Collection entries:
┄┄┄┄┄┄

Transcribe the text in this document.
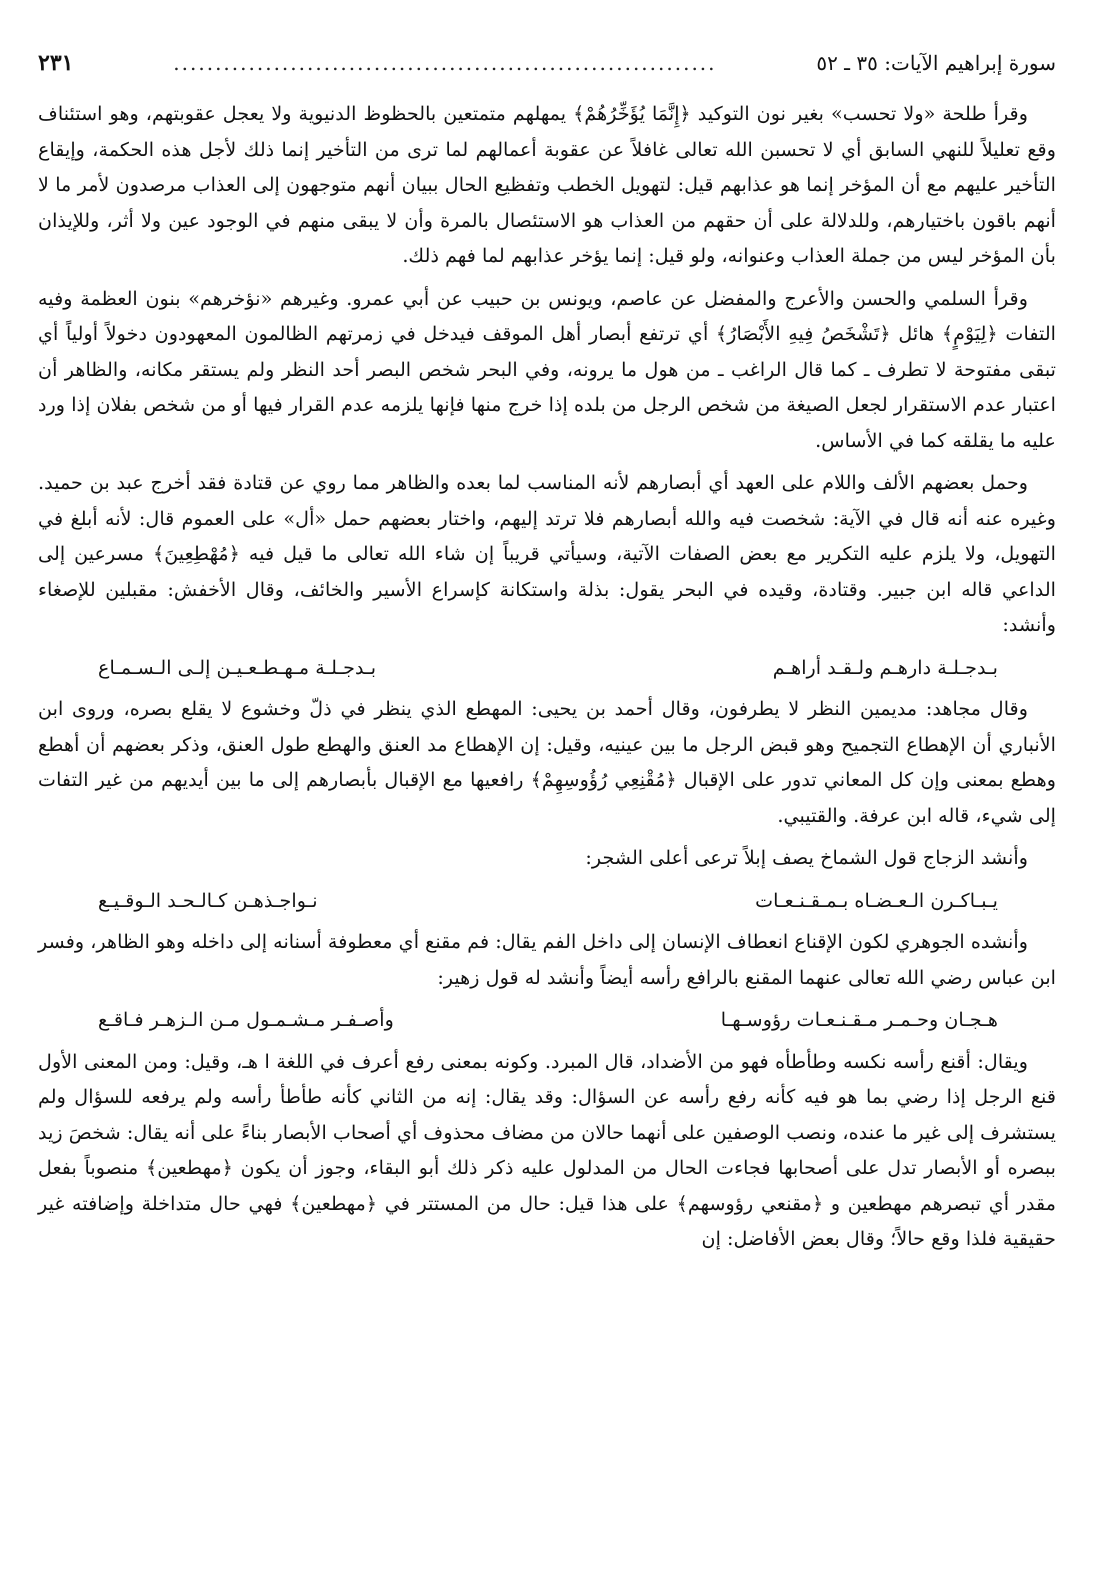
سورة إبراهيم الآيات: ٣٥ ـ ٥٢
.................................................................
٢٣١

وقرأ طلحة «ولا تحسب» بغير نون التوكيد ﴿إِنَّمَا يُؤَخِّرُهُمْ﴾ يمهلهم متمتعين بالحظوظ الدنيوية ولا يعجل عقوبتهم، وهو استئناف وقع تعليلاً للنهي السابق أي لا تحسبن الله تعالى غافلاً عن عقوبة أعمالهم لما ترى من التأخير إنما ذلك لأجل هذه الحكمة، وإيقاع التأخير عليهم مع أن المؤخر إنما هو عذابهم قيل: لتهويل الخطب وتفظيع الحال ببيان أنهم متوجهون إلى العذاب مرصدون لأمر ما لا أنهم باقون باختيارهم، وللدلالة على أن حقهم من العذاب هو الاستئصال بالمرة وأن لا يبقى منهم في الوجود عين ولا أثر، وللإيذان بأن المؤخر ليس من جملة العذاب وعنوانه، ولو قيل: إنما يؤخر عذابهم لما فهم ذلك.

وقرأ السلمي والحسن والأعرج والمفضل عن عاصم، ويونس بن حبيب عن أبي عمرو. وغيرهم «نؤخرهم» بنون العظمة وفيه التفات ﴿لِيَوْمٍ﴾ هائل ﴿تَشْخَصُ فِيهِ الأَبْصَارُ﴾ أي ترتفع أبصار أهل الموقف فيدخل في زمرتهم الظالمون المعهودون دخولاً أولياً أي تبقى مفتوحة لا تطرف ـ كما قال الراغب ـ من هول ما يرونه، وفي البحر شخص البصر أحد النظر ولم يستقر مكانه، والظاهر أن اعتبار عدم الاستقرار لجعل الصيغة من شخص الرجل من بلده إذا خرج منها فإنها يلزمه عدم القرار فيها أو من شخص بفلان إذا ورد عليه ما يقلقه كما في الأساس.

وحمل بعضهم الألف واللام على العهد أي أبصارهم لأنه المناسب لما بعده والظاهر مما روي عن قتادة فقد أخرج عبد بن حميد. وغيره عنه أنه قال في الآية: شخصت فيه والله أبصارهم فلا ترتد إليهم، واختار بعضهم حمل «أل» على العموم قال: لأنه أبلغ في التهويل، ولا يلزم عليه التكرير مع بعض الصفات الآتية، وسيأتي قريباً إن شاء الله تعالى ما قيل فيه ﴿مُهْطِعِينَ﴾ مسرعين إلى الداعي قاله ابن جبير. وقتادة، وقيده في البحر يقول: بذلة واستكانة كإسراع الأسير والخائف، وقال الأخفش: مقبلين للإصغاء وأنشد:

بـدجـلـة دارهـم ولـقـد أراهـم
بـدجـلـة مـهـطـعـيـن إلـى الـسـمـاع

وقال مجاهد: مديمين النظر لا يطرفون، وقال أحمد بن يحيى: المهطع الذي ينظر في ذلّ وخشوع لا يقلع بصره، وروى ابن الأنباري أن الإهطاع التجميح وهو قبض الرجل ما بين عينيه، وقيل: إن الإهطاع مد العنق والهطع طول العنق، وذكر بعضهم أن أهطع وهطع بمعنى وإن كل المعاني تدور على الإقبال ﴿مُقْنِعِي رُؤُوسِهِمْ﴾ رافعيها مع الإقبال بأبصارهم إلى ما بين أيديهم من غير التفات إلى شيء، قاله ابن عرفة. والقتيبي.

وأنشد الزجاج قول الشماخ يصف إبلاً ترعى أعلى الشجر:

يـبـاكـرن الـعـضـاه بـمـقـنـعـات
نـواجـذهـن كـالـحـد الـوقـيـع

وأنشده الجوهري لكون الإقناع انعطاف الإنسان إلى داخل الفم يقال: فم مقنع أي معطوفة أسنانه إلى داخله وهو الظاهر، وفسر ابن عباس رضي الله تعالى عنهما المقنع بالرافع رأسه أيضاً وأنشد له قول زهير:

هـجـان وحـمـر مـقـنـعـات رؤوسـهـا
وأصـفـر مـشـمـول مـن الـزهـر فـاقـع

ويقال: أقنع رأسه نكسه وطأطأه فهو من الأضداد، قال المبرد. وكونه بمعنى رفع أعرف في اللغة ا هـ، وقيل: ومن المعنى الأول قنع الرجل إذا رضي بما هو فيه كأنه رفع رأسه عن السؤال: وقد يقال: إنه من الثاني كأنه طأطأ رأسه ولم يرفعه للسؤال ولم يستشرف إلى غير ما عنده، ونصب الوصفين على أنهما حالان من مضاف محذوف أي أصحاب الأبصار بناءً على أنه يقال: شخصَ زيد ببصره أو الأبصار تدل على أصحابها فجاءت الحال من المدلول عليه ذكر ذلك أبو البقاء، وجوز أن يكون ﴿مهطعين﴾ منصوباً بفعل مقدر أي تبصرهم مهطعين و ﴿مقنعي رؤوسهم﴾ على هذا قيل: حال من المستتر في ﴿مهطعين﴾ فهي حال متداخلة وإضافته غير حقيقية فلذا وقع حالاً؛ وقال بعض الأفاضل: إن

┄┄┄┄┄┄

▸ WHAT YOU NEED TO DO:
Say how many lines above hold the word "بـدجـلـة", giving only the count.

▸ THE COMPLETED TASK:
2